* Stated problem: Your task is to write out the complete listing exactly as it is shown.

* Data lines:
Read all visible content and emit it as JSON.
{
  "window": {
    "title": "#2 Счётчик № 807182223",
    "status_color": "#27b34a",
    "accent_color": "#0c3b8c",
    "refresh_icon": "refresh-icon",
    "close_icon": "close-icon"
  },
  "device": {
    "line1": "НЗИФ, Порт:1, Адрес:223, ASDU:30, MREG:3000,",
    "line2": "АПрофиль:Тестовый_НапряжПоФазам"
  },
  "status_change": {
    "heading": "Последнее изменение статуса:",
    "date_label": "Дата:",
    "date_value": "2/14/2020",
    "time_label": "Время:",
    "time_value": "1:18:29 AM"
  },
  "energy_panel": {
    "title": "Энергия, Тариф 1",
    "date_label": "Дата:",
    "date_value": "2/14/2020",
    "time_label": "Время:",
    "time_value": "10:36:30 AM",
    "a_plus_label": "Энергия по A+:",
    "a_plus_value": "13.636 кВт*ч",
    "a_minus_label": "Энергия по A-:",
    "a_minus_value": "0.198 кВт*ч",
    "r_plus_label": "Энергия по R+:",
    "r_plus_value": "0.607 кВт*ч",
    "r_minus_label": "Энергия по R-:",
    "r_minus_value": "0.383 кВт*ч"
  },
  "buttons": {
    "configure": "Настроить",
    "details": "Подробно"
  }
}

* Worked answer:
Read all visible content and emit it as JSON.
{
  "window": {
    "title": "#2 Счётчик № 807182223",
    "status_color": "#27b34a",
    "accent_color": "#0c3b8c",
    "refresh_icon": "refresh-icon",
    "close_icon": "close-icon"
  },
  "device": {
    "line1": "НЗИФ, Порт:1, Адрес:223, ASDU:30, MREG:3000,",
    "line2": "АПрофиль:Тестовый_НапряжПоФазам"
  },
  "status_change": {
    "heading": "Последнее изменение статуса:",
    "date_label": "Дата:",
    "date_value": "2/14/2020",
    "time_label": "Время:",
    "time_value": "1:18:29 AM"
  },
  "energy_panel": {
    "title": "Энергия, Тариф 1",
    "date_label": "Дата:",
    "date_value": "2/14/2020",
    "time_label": "Время:",
    "time_value": "10:36:30 AM",
    "a_plus_label": "Энергия по A+:",
    "a_plus_value": "13.636 кВт*ч",
    "a_minus_label": "Энергия по A-:",
    "a_minus_value": "0.198 кВт*ч",
    "r_plus_label": "Энергия по R+:",
    "r_plus_value": "0.607 кВт*ч",
    "r_minus_label": "Энергия по R-:",
    "r_minus_value": "0.383 кВт*ч"
  },
  "buttons": {
    "configure": "Настроить",
    "details": "Подробно"
  }
}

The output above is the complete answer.